[Stored data]
====

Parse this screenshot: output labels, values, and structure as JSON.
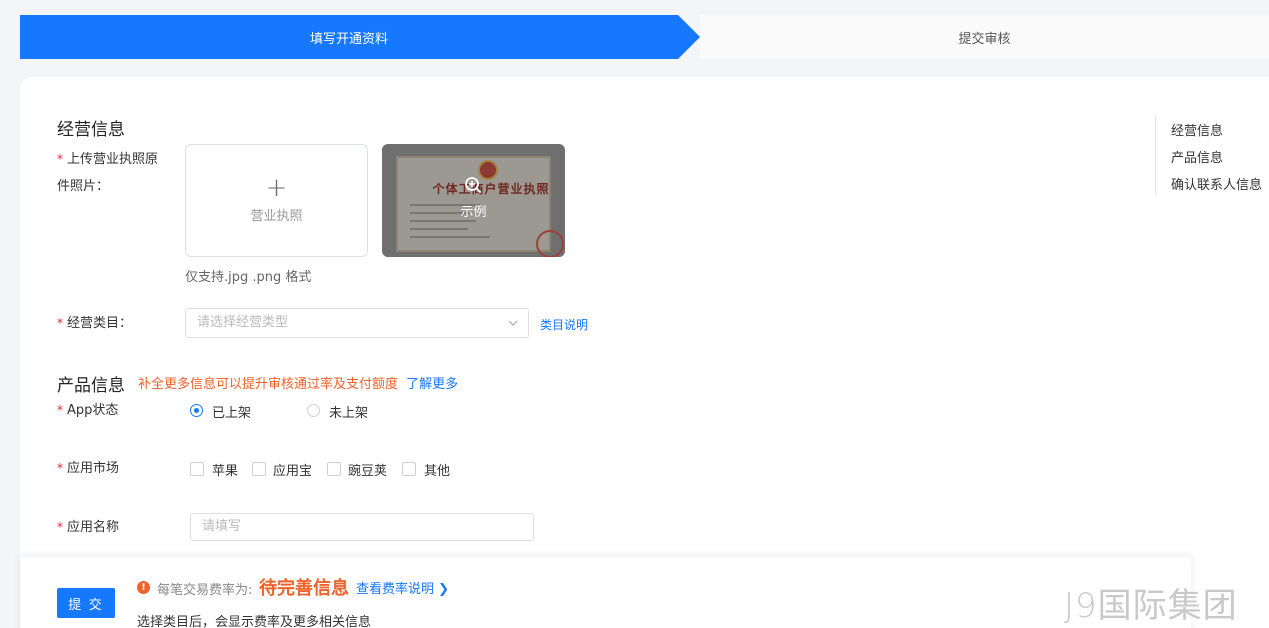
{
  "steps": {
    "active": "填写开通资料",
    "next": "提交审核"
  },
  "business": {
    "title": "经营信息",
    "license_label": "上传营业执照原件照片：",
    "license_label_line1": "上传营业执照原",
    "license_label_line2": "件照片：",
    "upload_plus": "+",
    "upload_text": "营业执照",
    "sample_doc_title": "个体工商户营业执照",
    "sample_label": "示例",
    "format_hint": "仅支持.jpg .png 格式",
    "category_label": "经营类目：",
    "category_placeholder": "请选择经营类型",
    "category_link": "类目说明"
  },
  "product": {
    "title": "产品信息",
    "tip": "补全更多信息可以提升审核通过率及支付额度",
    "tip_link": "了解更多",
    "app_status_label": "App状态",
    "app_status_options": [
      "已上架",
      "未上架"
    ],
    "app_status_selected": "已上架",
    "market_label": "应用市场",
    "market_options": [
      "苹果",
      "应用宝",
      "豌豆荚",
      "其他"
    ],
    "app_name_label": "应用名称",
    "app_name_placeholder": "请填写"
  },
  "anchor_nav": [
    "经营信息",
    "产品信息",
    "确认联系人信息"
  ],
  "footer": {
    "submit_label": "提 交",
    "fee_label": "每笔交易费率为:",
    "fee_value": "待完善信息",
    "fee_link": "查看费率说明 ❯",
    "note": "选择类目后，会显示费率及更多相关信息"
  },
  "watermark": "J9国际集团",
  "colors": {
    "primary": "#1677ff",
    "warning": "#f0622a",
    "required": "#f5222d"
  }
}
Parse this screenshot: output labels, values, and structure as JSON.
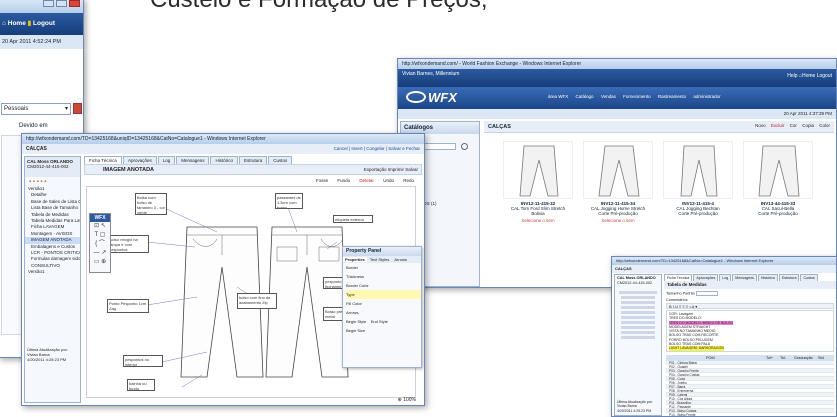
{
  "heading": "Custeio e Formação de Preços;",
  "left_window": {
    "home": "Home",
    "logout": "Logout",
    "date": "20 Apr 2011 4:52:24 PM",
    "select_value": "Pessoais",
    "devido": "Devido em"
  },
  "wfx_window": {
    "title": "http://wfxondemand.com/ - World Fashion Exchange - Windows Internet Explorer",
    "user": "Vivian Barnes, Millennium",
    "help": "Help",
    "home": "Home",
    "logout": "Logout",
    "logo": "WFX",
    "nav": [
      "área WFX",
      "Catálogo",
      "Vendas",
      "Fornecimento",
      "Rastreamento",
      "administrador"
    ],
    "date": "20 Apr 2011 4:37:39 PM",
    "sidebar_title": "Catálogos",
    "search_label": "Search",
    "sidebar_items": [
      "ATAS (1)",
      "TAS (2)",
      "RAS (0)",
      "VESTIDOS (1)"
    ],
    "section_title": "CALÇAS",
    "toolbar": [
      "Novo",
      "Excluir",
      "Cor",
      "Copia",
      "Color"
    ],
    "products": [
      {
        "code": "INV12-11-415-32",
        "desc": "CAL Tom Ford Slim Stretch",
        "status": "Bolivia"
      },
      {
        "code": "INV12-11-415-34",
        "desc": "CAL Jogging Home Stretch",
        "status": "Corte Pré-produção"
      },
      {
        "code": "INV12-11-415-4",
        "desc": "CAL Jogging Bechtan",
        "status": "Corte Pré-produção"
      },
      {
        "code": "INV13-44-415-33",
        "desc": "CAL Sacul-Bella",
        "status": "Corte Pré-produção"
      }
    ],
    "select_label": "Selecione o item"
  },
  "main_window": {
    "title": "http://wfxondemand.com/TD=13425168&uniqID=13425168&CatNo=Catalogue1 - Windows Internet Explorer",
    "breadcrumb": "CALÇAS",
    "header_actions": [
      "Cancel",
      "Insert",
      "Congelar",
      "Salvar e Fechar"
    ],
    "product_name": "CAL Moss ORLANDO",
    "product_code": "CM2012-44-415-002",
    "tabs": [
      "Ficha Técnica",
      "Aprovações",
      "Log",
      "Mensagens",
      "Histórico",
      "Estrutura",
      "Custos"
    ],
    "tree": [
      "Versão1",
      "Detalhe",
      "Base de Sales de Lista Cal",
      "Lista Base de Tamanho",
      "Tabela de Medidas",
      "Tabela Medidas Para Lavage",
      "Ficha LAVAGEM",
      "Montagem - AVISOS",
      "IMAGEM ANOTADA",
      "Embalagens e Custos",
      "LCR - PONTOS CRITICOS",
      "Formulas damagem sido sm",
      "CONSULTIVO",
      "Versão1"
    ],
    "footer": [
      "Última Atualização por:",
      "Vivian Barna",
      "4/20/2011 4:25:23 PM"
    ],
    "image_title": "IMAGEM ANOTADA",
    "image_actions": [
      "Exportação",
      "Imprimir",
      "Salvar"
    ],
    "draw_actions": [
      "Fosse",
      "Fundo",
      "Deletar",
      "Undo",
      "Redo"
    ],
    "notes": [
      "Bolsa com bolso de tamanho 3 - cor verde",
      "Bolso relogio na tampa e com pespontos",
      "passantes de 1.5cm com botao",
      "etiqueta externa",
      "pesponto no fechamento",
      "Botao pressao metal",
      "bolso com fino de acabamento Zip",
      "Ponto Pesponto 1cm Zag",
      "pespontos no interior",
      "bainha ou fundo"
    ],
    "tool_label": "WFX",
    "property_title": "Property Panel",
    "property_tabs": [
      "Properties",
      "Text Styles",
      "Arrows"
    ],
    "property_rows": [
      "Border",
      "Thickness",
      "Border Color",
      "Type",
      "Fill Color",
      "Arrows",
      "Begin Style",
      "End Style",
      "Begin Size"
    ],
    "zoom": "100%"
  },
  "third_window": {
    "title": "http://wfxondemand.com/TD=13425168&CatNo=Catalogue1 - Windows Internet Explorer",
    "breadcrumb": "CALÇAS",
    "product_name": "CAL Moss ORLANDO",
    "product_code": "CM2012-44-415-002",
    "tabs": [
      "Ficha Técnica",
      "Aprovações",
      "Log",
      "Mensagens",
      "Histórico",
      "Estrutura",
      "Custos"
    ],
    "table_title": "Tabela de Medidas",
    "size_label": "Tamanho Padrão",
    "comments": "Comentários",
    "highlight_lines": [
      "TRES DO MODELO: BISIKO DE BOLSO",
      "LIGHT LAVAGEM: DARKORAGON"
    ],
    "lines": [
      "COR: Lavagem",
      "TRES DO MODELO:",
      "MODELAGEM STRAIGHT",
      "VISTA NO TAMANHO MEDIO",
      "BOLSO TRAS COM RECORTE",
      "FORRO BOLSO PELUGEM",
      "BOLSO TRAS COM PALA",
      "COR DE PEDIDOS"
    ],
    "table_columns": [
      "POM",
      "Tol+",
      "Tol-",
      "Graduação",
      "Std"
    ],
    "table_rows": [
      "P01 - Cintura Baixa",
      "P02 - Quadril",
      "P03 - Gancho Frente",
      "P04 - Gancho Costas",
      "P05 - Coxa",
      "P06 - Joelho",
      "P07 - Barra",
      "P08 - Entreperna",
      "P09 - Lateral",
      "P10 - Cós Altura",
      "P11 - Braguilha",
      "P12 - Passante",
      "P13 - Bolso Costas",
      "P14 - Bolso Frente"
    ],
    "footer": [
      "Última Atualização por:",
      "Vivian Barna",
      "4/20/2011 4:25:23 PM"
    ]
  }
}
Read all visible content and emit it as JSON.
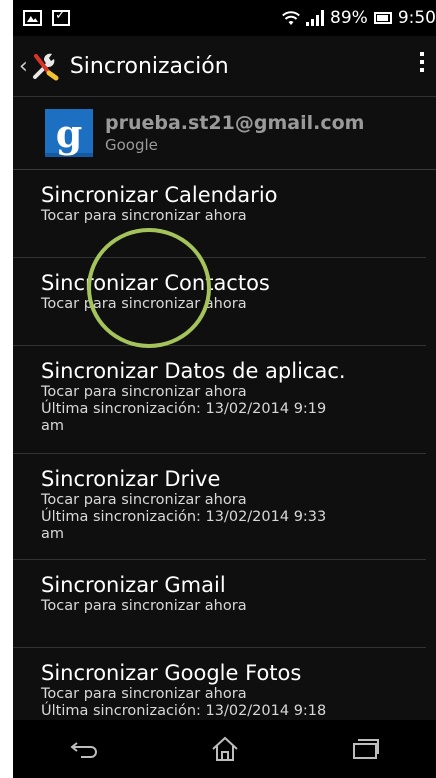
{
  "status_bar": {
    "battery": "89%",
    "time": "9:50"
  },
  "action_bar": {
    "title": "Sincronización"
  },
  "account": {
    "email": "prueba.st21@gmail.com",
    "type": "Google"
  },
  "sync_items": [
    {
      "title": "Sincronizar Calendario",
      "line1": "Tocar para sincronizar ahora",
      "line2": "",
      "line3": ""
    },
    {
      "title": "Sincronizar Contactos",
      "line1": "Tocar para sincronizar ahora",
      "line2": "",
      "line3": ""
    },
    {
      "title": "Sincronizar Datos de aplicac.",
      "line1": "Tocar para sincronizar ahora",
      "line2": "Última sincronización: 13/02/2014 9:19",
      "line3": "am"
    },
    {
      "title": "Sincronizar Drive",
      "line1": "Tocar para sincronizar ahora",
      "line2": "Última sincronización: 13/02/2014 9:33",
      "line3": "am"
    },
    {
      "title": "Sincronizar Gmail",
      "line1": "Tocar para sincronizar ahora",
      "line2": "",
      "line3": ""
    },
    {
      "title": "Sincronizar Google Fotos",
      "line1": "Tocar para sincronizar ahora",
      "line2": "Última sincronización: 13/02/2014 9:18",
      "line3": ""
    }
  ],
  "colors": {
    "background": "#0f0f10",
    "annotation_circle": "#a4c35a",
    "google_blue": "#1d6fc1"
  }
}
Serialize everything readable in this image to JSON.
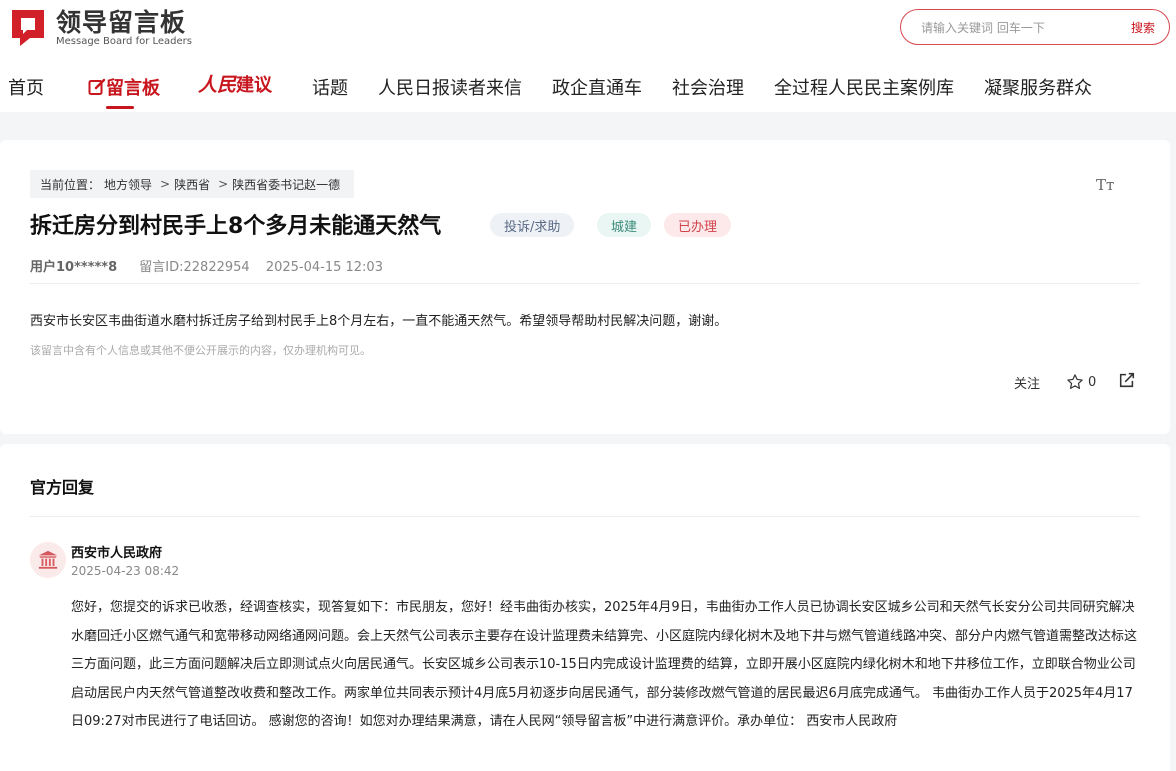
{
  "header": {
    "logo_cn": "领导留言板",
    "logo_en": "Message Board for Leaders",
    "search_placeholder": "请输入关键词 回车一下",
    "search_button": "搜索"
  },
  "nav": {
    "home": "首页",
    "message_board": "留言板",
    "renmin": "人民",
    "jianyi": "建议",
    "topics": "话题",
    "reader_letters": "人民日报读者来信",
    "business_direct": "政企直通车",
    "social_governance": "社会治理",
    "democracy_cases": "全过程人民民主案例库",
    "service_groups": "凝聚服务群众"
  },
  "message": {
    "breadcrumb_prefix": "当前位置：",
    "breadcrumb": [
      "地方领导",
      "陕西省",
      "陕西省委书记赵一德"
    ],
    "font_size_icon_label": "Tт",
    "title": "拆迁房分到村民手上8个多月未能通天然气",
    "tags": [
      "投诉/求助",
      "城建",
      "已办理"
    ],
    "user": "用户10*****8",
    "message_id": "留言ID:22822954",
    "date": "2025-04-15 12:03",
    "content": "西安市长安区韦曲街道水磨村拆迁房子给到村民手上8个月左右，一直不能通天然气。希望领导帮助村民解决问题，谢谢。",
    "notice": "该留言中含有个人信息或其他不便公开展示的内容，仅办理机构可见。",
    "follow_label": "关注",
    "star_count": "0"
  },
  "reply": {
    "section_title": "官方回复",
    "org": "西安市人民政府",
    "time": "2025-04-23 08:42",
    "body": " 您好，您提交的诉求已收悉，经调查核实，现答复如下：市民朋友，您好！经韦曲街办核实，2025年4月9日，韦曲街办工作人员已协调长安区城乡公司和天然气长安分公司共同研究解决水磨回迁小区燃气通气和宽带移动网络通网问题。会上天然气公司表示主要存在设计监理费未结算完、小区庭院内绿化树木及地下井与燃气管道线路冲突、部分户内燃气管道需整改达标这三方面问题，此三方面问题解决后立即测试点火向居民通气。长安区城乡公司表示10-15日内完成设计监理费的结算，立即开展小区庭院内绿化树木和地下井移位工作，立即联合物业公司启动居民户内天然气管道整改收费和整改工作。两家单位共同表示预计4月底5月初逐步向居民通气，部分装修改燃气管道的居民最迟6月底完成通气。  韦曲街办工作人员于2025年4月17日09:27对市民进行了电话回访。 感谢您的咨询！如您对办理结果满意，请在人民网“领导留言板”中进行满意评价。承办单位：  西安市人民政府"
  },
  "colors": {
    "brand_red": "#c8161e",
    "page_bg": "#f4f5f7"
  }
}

====

§ **Directive**
In the records above, find each line with the word "TRAS" and copy it.

§ **Worked answer**
      "BOLSO TRAS COM RECORTE",
      "BOLSO TRAS COM PALA",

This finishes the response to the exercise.